■ Required tasks ■
1: Answer these questions using the article on the helicopter crash in Mali:
(a) How many flight hours do NATO rules require?
(b) Who chairs the group representing aviation personnel?
(c) Where did Wednesday's crash take place?
2: Reproduce the article on the helicopter crash in Mali word for word from "Wednesday's crash northeast" to "added the spokesman.".
3: Continue the article on the helicopter crash in Mali from its final sentence.

■ Excerpted passage ■
[BEGIN]

Mali: Failings behind Bundeswehr helicopter crash?
July 28, 2017The technician and pilot lobby group IGHT told the newspaper "Bild" Friday that Germany's Tiger combat helicopters and their crews sent into Mali's harsh deserts had been inadequately prepared.
"Our Tiger pilots don't have enough experience in the machines deployed, to fully command those helicopters in borderline situations," said Reinhardt Schlepphorst, who chairs the specialized group representing aviation personnel.
None of the Tiger pilots had reached the 140 flight hours required under NATO rules before being sent on the military operation, said Schlepphorst.
A Bundeswehr spokesman quoted by the German news agency DPA rejected that charge, saying "we send no inexperienced pilots into operation."
Wednesday's crash northeast of Gao in central Mali which claimed two lives, involved a pilot who had already served in Afghanistan, added the spokesman.

[END]

■ Records supplied ■
[BEGIN]

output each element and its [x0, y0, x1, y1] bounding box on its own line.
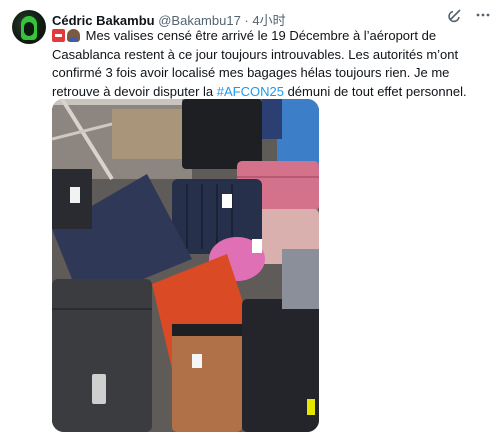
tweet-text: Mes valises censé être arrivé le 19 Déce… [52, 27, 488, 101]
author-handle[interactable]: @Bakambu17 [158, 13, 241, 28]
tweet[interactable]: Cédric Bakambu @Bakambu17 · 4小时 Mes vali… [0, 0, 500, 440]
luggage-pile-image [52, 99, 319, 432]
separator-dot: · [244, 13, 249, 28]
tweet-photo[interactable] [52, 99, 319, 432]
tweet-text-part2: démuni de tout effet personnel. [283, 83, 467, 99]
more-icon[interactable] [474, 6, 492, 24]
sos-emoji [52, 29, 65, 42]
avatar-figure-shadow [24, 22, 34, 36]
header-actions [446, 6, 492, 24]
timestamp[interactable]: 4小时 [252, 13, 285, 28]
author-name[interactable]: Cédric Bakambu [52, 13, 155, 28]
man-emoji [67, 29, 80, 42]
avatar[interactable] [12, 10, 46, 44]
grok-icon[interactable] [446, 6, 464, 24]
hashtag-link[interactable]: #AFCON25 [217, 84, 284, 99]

[END]
[BEGIN]

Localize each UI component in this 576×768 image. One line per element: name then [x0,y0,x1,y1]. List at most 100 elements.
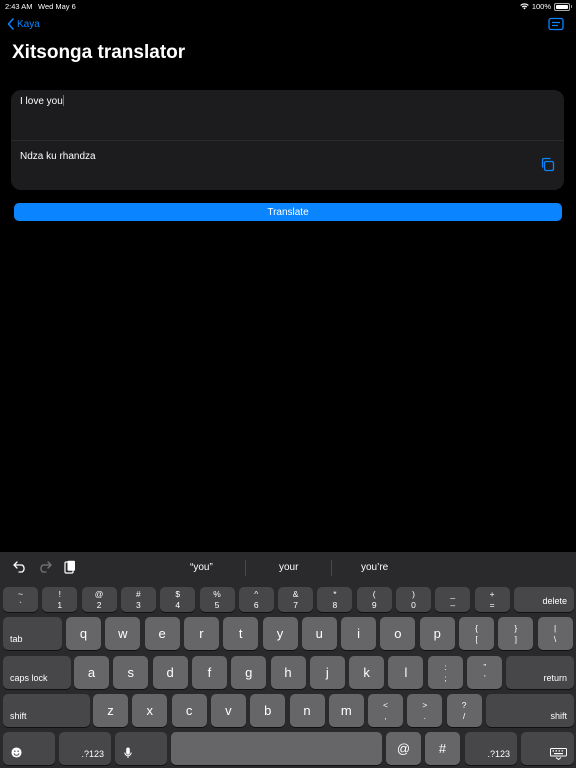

[END]

■ Responses ■
1:
(a) 140 flight hours
(b) Reinhardt Schlepphorst
(c) Northeast of Gao in central Mali

2:
Wednesday's crash northeast of Gao in central Mali which claimed two lives, involved a pilot who had already served in Afghanistan, added the spokesman.

3:
A German crash investigations team has been sent to Mali to locate the flight data recorder from the crashed helicopter, which went down suddenly early afternoon, local time, in hot temperatures of around 38 degrees Celsius (98 degrees Fahrenheit), reportedly with no distress call.
Speculation
Rainer Arnold, defense spokesman for Germany's Social Democrats (SPD), who are currently coalition partners with Chancellor Angela Merkel's conservatives, told the Saarbrücker Zeitung newspaper Friday it was too early to draw consequences from the helicopter crash.
"On this we simply have too little information," Arnold said.
Bundeswehr under-resourced?
Friday's debate is the latest exchange in a long-running row over the readiness of Bundeswehr equipment coupled with calls for more funding.
Germany deployed four Tiger and four NH-90 transport helicopters to Mali earlier this year - after a hefty Bundestag debate - as part of the UN mission MINUSMA to counter Islamist insurgents that began in 2012 following a French intervention.
Used by four nations
Wednesday's crash was the first deadly incident involving the Tiger, a two-seater German-Franco helicopter developed by Airbus, originally as an anti-tank fighter, but converted into a multi-role aircraft with infrared and TV cameras.
Europe's twin-engine helicopter series, which first entered service in 2003, is used primarily by the armies of France, Germany, Spain and Australia.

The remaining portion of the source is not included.